TASK PROMPT | For the entries below, how many lines include the word "Kraśniku"? Give the figure and nothing more.

Data excerpts |
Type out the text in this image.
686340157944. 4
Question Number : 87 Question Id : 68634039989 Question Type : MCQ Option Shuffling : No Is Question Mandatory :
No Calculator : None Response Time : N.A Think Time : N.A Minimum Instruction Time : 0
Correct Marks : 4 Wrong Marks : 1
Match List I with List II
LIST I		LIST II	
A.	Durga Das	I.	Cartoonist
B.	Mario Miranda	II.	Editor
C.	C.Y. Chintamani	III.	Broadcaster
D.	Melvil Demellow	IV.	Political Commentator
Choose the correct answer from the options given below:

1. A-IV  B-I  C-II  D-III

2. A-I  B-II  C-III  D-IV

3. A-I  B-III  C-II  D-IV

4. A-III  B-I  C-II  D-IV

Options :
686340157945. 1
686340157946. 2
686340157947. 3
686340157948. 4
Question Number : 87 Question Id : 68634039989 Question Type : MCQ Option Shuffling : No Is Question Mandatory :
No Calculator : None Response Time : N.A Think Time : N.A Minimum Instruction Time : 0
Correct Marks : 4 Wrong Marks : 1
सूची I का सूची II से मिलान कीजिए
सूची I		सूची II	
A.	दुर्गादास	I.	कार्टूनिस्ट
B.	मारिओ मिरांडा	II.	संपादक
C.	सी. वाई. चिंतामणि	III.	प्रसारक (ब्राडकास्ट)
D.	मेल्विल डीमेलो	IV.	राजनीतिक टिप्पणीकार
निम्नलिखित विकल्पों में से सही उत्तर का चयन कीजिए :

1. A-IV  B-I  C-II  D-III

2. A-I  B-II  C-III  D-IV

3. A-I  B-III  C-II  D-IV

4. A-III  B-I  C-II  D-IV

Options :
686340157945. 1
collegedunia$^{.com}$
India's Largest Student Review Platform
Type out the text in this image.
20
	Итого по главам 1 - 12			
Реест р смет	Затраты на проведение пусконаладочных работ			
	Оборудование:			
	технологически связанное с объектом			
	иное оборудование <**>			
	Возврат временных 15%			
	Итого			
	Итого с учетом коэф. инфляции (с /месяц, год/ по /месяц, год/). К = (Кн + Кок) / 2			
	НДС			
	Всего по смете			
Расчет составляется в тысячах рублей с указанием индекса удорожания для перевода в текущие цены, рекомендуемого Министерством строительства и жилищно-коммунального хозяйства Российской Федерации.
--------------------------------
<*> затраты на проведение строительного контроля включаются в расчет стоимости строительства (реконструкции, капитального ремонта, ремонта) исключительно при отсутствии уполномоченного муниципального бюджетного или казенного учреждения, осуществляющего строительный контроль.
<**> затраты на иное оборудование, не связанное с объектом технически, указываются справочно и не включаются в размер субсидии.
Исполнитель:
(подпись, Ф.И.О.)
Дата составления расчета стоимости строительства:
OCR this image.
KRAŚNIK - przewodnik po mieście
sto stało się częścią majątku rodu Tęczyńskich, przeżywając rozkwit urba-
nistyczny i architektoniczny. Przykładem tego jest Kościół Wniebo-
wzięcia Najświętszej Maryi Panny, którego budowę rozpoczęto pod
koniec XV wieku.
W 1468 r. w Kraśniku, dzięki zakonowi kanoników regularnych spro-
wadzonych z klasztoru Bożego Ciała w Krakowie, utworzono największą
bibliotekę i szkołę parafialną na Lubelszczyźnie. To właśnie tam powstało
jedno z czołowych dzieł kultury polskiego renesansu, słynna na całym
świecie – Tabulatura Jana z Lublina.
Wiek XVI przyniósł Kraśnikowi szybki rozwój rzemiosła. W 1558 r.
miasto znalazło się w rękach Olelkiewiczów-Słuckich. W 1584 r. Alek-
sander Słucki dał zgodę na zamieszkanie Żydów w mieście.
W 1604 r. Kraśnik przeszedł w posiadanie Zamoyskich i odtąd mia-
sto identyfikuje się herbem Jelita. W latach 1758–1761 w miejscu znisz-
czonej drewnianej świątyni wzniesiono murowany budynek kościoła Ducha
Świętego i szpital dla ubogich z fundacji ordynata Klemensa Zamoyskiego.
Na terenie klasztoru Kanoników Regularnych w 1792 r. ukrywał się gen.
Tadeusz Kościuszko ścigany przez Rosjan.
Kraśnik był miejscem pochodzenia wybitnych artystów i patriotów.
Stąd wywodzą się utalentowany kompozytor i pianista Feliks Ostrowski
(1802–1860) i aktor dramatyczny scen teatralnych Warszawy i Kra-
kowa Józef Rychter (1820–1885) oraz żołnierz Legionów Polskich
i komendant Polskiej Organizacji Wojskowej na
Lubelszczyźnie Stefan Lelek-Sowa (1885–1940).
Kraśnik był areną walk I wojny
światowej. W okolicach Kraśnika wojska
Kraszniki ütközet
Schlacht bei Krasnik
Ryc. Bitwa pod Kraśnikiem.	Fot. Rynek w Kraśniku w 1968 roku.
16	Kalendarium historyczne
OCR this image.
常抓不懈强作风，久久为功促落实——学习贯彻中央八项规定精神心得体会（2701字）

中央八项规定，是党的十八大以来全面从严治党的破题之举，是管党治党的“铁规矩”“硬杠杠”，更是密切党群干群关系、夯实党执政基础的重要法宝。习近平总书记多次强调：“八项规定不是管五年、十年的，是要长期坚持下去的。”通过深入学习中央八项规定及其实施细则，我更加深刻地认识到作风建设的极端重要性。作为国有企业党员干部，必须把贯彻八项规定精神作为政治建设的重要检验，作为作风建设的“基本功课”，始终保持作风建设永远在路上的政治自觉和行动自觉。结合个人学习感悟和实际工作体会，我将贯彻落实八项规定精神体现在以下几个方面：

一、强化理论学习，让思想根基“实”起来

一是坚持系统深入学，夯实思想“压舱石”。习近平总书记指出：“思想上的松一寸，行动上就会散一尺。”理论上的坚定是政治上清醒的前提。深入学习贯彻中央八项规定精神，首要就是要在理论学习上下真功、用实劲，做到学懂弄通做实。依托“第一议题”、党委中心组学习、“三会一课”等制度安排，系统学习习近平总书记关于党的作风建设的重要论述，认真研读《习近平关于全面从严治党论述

EXPECTED ANSWER | 2